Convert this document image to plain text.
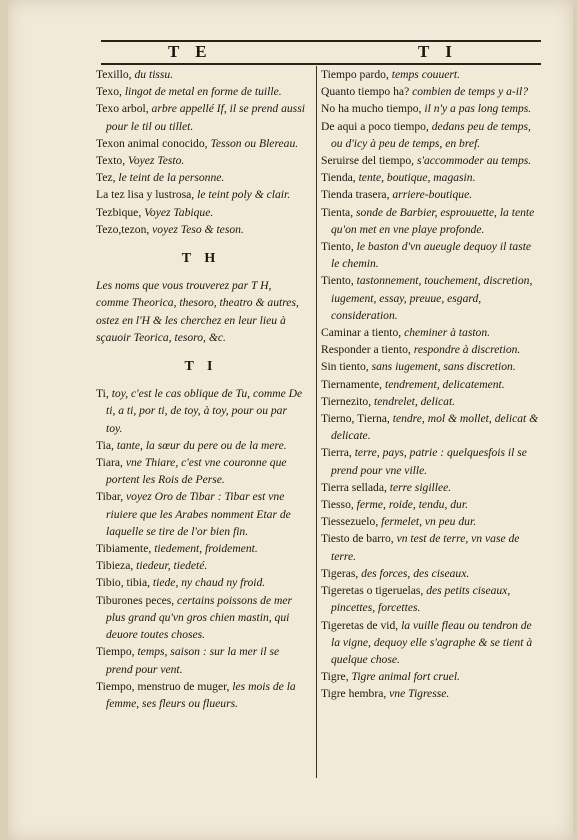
T E	T I

Texillo, du tissu.

Texo, lingot de metal en forme de tuille.

Texo arbol, arbre appellé If, il se prend aussi pour le til ou tillet.

Texon animal conocido, Tesson ou Blereau.

Texto, Voyez Testo.

Tez, le teint de la personne.

La tez lisa y lustrosa, le teint poly & clair.

Tezbique, Voyez Tabique.

Tezo,tezon, voyez Teso & teson.

T H

Les noms que vous trouverez par T H, comme Theorica, thesoro, theatro & autres, ostez en l'H & les cherchez en leur lieu à sçauoir Teorica, tesoro, &c.

T I

Ti, toy, c'est le cas oblique de Tu, comme De ti, a ti, por ti, de toy, à toy, pour ou par toy.

Tia, tante, la sœur du pere ou de la mere.

Tiara, vne Thiare, c'est vne couronne que portent les Rois de Perse.

Tibar, voyez Oro de Tibar : Tibar est vne riuiere que les Arabes nomment Etar de laquelle se tire de l'or bien fin.

Tibiamente, tiedement, froidement.

Tibieza, tiedeur, tiedeté.

Tibio, tibia, tiede, ny chaud ny froid.

Tiburones peces, certains poissons de mer plus grand qu'vn gros chien mastin, qui deuore toutes choses.

Tiempo, temps, saison : sur la mer il se prend pour vent.

Tiempo, menstruo de muger, les mois de la femme, ses fleurs ou flueurs.

Tiempo pardo, temps couuert.

Quanto tiempo ha? combien de temps y a-il?

No ha mucho tiempo, il n'y a pas long temps.

De aqui a poco tiempo, dedans peu de temps, ou d'icy à peu de temps, en bref.

Seruirse del tiempo, s'accommoder au temps.

Tienda, tente, boutique, magasin.

Tienda trasera, arriere-boutique.

Tienta, sonde de Barbier, esprouuette, la tente qu'on met en vne playe profonde.

Tiento, le baston d'vn aueugle dequoy il taste le chemin.

Tiento, tastonnement, touchement, discretion, iugement, essay, preuue, esgard, consideration.

Caminar a tiento, cheminer à taston.

Responder a tiento, respondre à discretion.

Sin tiento, sans iugement, sans discretion.

Tiernamente, tendrement, delicatement.

Tiernezito, tendrelet, delicat.

Tierno, Tierna, tendre, mol & mollet, delicat & delicate.

Tierra, terre, pays, patrie : quelquesfois il se prend pour vne ville.

Tierra sellada, terre sigillee.

Tiesso, ferme, roide, tendu, dur.

Tiessezuelo, fermelet, vn peu dur.

Tiesto de barro, vn test de terre, vn vase de terre.

Tigeras, des forces, des ciseaux.

Tigeretas o tigeruelas, des petits ciseaux, pincettes, forcettes.

Tigeretas de vid, la vuille fleau ou tendron de la vigne, dequoy elle s'agraphe & se tient à quelque chose.

Tigre, Tigre animal fort cruel.

Tigre hembra, vne Tigresse.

## WHAT THE EXERCISE ASKS:
What is the number of lines in the records that contain the string "teint"? Give only that number.

## ANSWER TO THIS EXERCISE:
2